Dataset rows about figures:
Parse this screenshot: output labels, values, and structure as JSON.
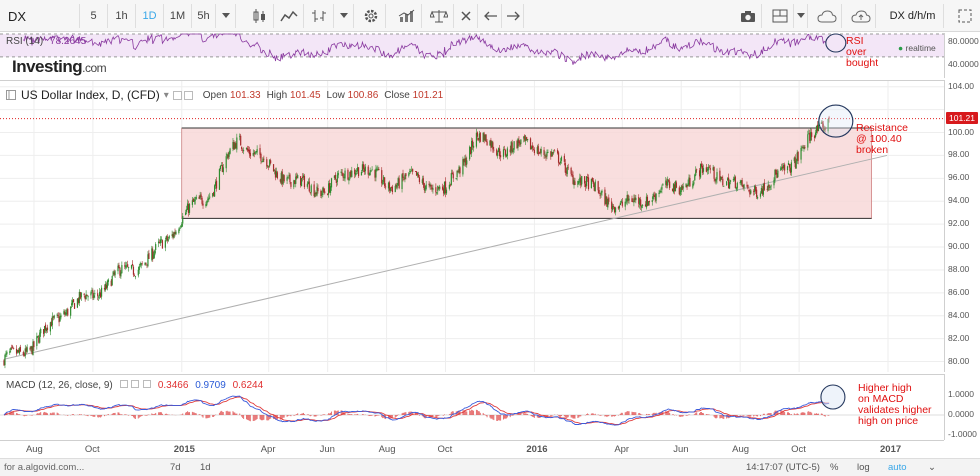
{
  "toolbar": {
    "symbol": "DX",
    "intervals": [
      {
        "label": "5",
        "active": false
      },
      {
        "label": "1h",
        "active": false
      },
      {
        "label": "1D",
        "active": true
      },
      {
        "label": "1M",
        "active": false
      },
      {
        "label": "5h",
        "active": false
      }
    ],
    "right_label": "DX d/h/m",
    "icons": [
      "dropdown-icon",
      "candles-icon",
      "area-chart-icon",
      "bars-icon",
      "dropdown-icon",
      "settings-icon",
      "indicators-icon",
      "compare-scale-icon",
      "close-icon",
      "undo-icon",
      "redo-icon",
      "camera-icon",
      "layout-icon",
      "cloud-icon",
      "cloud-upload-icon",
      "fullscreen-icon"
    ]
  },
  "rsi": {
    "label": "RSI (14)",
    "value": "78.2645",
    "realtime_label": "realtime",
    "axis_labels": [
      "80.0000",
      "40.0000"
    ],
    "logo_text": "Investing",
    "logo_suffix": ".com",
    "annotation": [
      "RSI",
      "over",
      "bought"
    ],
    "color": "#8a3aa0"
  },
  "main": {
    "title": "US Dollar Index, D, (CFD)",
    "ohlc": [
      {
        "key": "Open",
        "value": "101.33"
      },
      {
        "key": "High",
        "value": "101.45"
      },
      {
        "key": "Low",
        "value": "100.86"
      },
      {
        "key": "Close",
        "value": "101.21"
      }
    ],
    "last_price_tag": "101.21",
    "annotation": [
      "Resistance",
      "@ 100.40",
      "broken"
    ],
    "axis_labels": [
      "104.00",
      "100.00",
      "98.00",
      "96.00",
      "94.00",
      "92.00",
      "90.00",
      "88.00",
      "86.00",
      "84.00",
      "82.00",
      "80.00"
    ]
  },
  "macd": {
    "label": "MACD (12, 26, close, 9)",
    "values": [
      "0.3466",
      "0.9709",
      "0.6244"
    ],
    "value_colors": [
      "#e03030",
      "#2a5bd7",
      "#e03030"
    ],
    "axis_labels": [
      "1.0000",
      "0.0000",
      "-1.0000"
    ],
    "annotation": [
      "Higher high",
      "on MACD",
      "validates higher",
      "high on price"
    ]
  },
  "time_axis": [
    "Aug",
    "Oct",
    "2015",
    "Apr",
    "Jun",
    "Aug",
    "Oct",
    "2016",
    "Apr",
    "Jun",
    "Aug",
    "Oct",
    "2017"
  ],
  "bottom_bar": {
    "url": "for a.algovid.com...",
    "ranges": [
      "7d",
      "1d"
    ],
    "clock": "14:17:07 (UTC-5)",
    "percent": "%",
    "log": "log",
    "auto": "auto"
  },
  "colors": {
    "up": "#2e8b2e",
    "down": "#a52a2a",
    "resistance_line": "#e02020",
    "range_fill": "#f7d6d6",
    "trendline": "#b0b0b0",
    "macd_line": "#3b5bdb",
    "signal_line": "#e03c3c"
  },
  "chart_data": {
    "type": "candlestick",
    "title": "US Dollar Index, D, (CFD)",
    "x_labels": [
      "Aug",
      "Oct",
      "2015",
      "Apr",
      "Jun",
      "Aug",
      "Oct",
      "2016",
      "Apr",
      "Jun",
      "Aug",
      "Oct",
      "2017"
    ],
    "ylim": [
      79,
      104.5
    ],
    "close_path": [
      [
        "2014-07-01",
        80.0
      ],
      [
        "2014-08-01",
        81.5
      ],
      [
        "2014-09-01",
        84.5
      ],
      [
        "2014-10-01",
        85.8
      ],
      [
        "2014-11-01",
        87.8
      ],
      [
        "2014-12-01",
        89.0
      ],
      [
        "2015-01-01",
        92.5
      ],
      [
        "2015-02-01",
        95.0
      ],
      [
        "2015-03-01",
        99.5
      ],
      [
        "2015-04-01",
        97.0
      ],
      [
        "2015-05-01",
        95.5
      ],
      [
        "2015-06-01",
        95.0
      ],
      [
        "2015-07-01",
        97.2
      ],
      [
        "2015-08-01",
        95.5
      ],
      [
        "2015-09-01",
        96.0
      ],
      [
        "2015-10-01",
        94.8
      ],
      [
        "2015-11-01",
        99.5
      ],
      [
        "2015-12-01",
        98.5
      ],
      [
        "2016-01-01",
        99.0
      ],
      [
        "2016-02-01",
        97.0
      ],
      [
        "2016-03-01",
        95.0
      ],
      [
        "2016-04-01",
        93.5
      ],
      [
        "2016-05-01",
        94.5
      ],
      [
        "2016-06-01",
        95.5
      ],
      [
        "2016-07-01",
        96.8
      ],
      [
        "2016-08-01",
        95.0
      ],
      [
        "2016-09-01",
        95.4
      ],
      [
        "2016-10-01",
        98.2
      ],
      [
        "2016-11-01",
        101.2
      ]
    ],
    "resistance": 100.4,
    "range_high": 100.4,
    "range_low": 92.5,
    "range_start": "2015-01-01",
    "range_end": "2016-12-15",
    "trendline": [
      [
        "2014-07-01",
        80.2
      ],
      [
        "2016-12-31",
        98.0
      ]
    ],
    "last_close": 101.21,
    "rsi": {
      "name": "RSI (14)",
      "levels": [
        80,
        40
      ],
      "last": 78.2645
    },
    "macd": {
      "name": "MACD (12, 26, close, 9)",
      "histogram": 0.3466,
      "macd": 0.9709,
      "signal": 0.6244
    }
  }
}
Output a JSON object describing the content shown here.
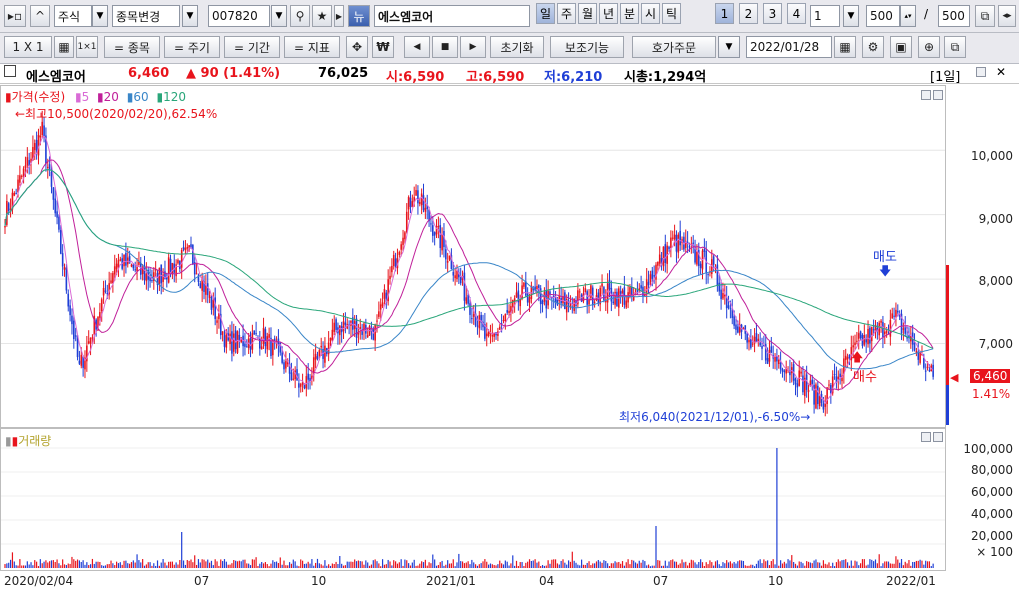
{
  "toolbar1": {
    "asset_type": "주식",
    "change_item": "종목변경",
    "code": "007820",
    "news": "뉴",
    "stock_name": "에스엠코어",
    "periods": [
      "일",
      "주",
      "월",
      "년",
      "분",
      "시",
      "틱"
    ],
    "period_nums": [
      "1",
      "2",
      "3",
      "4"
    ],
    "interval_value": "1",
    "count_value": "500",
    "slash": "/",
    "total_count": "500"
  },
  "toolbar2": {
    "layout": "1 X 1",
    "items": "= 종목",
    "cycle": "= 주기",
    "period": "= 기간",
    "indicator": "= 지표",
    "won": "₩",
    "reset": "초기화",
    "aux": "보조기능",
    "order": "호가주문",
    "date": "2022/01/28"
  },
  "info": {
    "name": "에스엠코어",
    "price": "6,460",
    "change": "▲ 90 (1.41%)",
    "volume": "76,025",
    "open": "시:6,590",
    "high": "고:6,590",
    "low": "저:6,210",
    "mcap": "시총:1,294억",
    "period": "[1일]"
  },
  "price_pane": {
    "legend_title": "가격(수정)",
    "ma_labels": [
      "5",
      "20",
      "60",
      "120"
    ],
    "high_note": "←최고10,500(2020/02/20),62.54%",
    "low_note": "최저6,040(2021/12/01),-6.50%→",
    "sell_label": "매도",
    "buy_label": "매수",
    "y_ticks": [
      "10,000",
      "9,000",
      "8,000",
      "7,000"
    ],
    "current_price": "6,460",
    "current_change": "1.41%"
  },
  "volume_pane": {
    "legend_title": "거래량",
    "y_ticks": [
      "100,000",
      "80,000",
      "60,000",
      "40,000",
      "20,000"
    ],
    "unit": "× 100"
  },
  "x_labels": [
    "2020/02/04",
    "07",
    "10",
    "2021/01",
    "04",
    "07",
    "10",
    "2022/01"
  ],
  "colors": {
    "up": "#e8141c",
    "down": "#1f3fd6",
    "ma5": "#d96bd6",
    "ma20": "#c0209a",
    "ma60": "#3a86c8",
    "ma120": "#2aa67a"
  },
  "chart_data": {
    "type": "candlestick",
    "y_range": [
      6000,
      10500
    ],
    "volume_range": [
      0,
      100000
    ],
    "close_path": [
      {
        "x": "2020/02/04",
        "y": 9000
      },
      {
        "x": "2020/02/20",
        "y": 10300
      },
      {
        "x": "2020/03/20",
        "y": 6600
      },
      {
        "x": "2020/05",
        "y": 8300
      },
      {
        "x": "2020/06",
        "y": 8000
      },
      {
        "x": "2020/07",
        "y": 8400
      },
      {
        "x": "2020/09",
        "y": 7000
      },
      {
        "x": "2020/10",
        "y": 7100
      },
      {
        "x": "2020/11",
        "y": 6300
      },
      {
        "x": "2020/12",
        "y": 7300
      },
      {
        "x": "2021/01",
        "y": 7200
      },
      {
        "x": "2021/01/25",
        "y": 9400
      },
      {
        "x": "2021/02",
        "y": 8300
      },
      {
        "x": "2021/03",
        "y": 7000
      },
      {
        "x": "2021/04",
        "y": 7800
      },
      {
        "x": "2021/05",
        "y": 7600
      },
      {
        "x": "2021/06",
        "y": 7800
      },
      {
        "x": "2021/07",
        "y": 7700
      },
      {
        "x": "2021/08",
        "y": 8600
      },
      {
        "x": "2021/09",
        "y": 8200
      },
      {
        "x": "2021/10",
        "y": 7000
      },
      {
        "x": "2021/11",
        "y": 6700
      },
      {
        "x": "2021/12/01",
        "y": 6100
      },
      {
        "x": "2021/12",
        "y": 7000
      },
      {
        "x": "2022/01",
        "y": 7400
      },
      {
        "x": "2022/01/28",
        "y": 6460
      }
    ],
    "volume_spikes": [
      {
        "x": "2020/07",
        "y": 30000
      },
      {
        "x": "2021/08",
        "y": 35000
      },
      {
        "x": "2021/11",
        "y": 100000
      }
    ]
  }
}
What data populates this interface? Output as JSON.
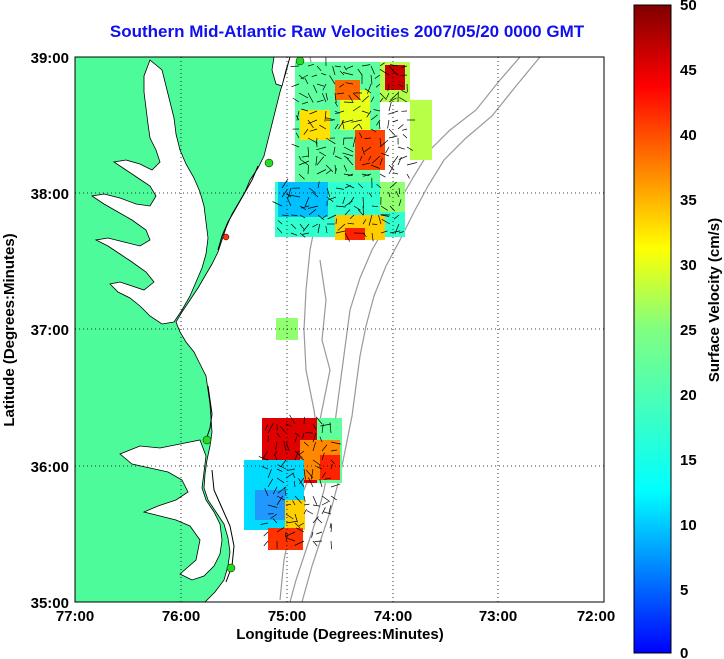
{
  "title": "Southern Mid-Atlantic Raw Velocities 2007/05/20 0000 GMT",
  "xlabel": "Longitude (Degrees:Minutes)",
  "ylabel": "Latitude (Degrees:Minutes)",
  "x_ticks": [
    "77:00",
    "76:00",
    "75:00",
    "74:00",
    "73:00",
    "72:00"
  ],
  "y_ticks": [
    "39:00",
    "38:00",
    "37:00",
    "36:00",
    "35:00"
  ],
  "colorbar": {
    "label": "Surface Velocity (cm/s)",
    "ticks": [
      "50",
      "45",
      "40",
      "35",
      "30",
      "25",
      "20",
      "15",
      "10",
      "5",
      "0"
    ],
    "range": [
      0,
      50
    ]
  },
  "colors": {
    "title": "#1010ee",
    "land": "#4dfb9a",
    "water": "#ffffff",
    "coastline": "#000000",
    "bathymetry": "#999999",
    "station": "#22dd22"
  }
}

#### PROBLEM:
With pictures omitted, copy exactly the lines from the one containing "What data populates" through the final line of the listing, both included.

#### RESULT FOR THIS EXERCISE:
What data populates this interface? Output as JSON.
{
  "title": "Southern Mid-Atlantic Raw Velocities 2007/05/20 0000 GMT",
  "xlabel": "Longitude (Degrees:Minutes)",
  "ylabel": "Latitude (Degrees:Minutes)",
  "x_ticks": [
    "77:00",
    "76:00",
    "75:00",
    "74:00",
    "73:00",
    "72:00"
  ],
  "y_ticks": [
    "39:00",
    "38:00",
    "37:00",
    "36:00",
    "35:00"
  ],
  "colorbar": {
    "label": "Surface Velocity (cm/s)",
    "ticks": [
      "50",
      "45",
      "40",
      "35",
      "30",
      "25",
      "20",
      "15",
      "10",
      "5",
      "0"
    ],
    "range": [
      0,
      50
    ]
  },
  "colors": {
    "title": "#1010ee",
    "land": "#4dfb9a",
    "water": "#ffffff",
    "coastline": "#000000",
    "bathymetry": "#999999",
    "station": "#22dd22"
  }
}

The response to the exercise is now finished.